Collection entries
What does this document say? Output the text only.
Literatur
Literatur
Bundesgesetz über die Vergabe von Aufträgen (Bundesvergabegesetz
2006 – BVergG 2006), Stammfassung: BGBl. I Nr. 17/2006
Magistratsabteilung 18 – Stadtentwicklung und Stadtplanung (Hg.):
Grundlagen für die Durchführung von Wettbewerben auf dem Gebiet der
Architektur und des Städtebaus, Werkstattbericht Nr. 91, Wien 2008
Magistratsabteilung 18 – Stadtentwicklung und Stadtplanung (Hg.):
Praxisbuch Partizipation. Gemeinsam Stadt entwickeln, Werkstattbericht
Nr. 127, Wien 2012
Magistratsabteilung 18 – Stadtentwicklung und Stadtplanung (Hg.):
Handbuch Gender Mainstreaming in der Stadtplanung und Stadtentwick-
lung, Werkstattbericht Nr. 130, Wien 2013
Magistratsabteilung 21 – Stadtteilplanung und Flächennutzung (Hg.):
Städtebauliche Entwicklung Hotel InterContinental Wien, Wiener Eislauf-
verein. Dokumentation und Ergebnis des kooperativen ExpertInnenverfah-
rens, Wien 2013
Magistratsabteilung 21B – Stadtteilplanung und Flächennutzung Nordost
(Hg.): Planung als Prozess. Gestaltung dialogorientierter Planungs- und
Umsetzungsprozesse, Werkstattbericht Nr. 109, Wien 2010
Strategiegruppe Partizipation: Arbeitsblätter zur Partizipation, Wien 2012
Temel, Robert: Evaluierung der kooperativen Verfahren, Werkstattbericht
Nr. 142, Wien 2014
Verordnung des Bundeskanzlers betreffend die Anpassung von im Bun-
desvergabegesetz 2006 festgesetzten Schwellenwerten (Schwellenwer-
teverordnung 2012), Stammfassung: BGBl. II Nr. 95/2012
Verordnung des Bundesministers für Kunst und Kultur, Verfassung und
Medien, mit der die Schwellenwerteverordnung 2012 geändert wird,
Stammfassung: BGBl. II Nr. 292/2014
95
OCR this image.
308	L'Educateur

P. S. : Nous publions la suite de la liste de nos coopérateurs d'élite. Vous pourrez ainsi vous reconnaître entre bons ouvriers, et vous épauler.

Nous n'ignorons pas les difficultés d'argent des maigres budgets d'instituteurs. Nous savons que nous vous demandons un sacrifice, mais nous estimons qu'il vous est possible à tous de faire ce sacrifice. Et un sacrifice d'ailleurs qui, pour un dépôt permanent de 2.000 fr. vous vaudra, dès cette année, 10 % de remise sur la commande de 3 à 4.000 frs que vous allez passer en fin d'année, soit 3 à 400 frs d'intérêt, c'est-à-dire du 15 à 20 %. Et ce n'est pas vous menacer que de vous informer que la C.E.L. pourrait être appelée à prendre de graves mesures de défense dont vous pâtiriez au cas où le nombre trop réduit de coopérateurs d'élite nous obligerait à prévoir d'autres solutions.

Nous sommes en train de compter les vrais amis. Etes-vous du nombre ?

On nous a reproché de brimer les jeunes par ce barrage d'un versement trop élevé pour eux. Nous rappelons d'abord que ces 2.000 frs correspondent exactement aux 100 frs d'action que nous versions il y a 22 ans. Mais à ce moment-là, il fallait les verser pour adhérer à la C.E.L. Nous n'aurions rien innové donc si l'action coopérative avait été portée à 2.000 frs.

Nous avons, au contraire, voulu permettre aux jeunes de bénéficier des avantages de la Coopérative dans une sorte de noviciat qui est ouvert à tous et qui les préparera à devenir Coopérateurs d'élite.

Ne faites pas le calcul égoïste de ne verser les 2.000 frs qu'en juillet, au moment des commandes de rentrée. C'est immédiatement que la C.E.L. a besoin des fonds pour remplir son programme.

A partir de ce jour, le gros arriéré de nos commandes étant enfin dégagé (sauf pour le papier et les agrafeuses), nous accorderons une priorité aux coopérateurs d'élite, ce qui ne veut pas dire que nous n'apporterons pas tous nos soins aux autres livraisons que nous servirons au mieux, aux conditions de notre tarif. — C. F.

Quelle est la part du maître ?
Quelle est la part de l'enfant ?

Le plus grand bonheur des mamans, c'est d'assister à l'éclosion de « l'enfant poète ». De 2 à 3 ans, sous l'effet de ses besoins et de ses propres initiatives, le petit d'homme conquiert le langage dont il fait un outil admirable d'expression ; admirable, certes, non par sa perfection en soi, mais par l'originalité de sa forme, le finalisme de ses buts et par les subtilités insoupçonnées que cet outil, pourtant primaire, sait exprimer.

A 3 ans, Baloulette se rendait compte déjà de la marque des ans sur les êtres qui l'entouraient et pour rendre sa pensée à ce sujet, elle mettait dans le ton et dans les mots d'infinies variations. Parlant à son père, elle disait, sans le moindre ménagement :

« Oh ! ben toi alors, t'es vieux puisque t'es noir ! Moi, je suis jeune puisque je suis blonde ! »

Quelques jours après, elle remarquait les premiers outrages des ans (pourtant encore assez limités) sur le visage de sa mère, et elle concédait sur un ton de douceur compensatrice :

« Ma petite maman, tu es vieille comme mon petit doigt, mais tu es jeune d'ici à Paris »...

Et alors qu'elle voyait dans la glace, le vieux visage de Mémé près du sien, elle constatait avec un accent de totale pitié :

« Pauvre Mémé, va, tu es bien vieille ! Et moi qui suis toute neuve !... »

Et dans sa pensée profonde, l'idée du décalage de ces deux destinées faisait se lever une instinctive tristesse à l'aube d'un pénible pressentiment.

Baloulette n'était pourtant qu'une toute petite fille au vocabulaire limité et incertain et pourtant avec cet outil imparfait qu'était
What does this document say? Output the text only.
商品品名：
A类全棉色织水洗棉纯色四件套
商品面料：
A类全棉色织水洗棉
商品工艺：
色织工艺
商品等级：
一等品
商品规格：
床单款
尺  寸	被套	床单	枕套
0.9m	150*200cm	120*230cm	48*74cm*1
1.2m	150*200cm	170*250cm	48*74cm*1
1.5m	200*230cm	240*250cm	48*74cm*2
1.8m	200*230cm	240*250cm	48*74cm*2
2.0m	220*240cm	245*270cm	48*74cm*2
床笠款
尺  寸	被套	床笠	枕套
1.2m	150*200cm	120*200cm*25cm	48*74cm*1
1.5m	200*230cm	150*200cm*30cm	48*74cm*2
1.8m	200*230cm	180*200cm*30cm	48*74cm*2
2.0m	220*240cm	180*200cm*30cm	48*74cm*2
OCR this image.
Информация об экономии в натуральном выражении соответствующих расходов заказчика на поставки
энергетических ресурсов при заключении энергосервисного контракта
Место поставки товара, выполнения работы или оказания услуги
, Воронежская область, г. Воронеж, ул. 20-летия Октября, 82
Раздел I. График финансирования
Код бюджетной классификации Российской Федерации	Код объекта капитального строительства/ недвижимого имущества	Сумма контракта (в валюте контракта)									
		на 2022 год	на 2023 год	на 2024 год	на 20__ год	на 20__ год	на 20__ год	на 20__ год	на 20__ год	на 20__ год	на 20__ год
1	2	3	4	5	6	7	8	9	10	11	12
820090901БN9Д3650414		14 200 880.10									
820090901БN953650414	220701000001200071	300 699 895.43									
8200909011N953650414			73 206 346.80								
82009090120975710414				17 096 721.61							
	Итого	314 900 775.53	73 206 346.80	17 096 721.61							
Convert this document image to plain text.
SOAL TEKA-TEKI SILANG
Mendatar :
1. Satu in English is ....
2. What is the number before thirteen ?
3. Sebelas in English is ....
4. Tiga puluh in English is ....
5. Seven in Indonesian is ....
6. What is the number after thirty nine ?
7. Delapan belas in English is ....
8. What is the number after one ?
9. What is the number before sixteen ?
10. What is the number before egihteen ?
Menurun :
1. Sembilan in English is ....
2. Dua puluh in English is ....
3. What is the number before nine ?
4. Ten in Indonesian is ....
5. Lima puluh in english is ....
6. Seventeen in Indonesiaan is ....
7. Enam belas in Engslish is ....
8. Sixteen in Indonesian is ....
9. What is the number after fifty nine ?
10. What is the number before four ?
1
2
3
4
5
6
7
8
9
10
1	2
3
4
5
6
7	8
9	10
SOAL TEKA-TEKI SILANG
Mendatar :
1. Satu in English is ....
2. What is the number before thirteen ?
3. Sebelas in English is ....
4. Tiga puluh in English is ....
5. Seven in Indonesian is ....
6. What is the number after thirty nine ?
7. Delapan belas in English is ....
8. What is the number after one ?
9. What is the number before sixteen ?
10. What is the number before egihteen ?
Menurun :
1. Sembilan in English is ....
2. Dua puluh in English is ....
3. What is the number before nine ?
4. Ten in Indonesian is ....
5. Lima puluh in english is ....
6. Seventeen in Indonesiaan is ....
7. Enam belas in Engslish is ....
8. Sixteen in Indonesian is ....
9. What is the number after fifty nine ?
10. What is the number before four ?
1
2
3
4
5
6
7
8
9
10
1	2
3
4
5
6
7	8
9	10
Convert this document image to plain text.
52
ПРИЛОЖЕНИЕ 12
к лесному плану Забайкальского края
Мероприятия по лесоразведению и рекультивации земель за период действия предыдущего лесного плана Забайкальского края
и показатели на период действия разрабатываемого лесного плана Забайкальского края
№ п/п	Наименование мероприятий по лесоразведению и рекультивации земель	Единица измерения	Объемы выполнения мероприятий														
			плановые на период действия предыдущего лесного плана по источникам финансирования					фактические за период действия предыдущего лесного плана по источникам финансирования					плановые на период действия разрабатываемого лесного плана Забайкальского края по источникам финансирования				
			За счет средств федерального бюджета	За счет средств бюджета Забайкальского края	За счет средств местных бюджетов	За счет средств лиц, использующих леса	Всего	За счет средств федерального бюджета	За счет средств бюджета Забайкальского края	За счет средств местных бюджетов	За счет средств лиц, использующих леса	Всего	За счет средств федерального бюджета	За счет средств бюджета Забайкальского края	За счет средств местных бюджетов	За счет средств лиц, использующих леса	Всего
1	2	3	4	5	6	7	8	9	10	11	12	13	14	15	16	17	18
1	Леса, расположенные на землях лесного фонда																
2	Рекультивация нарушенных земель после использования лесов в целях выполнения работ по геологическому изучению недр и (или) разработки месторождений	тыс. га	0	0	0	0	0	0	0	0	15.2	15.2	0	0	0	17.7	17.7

[Exercise aim]: Tell how many lines include "земель". The number is the whole answer.

[Exercise solution]: 3